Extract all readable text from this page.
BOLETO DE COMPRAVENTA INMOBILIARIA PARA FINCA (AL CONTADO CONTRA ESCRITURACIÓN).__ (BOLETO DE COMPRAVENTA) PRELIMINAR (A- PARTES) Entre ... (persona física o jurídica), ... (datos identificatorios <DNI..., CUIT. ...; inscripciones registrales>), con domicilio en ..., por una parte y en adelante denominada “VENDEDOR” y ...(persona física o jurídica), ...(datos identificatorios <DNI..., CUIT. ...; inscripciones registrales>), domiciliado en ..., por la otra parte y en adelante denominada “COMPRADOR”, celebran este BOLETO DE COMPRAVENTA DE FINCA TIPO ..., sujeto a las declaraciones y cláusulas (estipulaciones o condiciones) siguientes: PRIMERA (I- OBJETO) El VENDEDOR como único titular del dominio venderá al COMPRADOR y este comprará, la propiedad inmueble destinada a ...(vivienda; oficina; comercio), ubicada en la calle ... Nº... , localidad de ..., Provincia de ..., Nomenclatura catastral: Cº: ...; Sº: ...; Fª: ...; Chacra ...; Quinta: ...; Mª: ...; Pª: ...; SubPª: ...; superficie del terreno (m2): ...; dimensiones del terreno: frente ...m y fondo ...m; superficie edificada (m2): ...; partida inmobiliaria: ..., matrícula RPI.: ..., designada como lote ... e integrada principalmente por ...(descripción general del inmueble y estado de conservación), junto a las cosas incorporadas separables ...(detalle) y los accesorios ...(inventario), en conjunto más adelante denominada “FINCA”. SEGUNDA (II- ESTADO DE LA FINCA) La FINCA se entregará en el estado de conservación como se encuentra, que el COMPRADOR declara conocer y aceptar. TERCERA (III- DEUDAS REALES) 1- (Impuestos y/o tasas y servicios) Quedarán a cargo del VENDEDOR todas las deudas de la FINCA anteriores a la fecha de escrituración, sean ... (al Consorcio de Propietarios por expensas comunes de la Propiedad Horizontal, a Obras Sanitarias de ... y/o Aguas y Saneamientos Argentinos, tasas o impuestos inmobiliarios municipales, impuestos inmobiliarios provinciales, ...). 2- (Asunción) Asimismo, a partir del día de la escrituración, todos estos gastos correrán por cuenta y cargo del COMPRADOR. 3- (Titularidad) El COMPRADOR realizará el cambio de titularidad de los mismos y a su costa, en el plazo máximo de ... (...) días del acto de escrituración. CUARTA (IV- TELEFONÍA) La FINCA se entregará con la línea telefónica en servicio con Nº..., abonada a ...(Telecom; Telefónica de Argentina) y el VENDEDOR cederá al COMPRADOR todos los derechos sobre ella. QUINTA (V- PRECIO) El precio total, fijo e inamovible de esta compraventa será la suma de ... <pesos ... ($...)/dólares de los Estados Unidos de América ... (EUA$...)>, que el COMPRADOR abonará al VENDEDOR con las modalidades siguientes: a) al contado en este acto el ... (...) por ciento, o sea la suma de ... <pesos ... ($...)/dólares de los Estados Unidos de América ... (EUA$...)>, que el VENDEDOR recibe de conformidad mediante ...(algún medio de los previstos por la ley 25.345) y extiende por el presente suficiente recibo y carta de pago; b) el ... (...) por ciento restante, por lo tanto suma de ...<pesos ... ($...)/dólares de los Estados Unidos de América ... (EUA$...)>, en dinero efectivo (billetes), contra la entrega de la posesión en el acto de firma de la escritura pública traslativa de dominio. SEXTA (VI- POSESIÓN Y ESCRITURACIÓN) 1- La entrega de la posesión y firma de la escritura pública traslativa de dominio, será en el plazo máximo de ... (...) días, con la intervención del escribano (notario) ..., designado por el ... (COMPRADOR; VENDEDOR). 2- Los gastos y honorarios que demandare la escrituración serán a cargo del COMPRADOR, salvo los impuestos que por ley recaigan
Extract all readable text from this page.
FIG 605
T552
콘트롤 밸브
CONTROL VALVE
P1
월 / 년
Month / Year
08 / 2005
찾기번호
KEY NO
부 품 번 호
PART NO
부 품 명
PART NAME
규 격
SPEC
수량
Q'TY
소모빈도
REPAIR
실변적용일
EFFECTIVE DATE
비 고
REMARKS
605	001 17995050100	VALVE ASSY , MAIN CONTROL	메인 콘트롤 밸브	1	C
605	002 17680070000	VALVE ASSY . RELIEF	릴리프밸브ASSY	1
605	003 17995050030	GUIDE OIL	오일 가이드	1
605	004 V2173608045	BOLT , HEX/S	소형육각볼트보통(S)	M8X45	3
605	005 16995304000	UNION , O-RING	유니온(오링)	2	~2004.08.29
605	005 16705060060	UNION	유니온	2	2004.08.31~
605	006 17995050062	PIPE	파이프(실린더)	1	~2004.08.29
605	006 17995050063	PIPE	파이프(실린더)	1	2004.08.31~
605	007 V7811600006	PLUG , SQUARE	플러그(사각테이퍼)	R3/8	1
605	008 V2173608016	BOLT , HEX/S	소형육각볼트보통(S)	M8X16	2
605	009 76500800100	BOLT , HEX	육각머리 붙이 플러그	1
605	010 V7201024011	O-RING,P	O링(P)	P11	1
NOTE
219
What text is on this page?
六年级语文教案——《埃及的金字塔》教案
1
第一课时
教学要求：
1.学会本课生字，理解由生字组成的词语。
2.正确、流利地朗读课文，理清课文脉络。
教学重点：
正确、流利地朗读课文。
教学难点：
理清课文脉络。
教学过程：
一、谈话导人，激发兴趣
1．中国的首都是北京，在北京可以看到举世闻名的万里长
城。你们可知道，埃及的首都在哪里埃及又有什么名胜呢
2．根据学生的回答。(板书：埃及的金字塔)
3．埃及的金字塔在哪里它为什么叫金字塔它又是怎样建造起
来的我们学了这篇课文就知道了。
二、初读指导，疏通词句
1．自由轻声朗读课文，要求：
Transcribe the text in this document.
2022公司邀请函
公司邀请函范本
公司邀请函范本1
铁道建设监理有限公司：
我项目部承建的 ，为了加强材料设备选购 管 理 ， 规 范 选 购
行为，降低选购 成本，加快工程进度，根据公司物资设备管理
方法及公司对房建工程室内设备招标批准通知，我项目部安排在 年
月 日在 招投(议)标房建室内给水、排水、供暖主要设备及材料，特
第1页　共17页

—————

Goal →
Identify and list each line with the word "this".

Task output →
Extract all readable text from this page.
Extract all readable text from this page.
What text is on this page?
Transcribe the text in this document.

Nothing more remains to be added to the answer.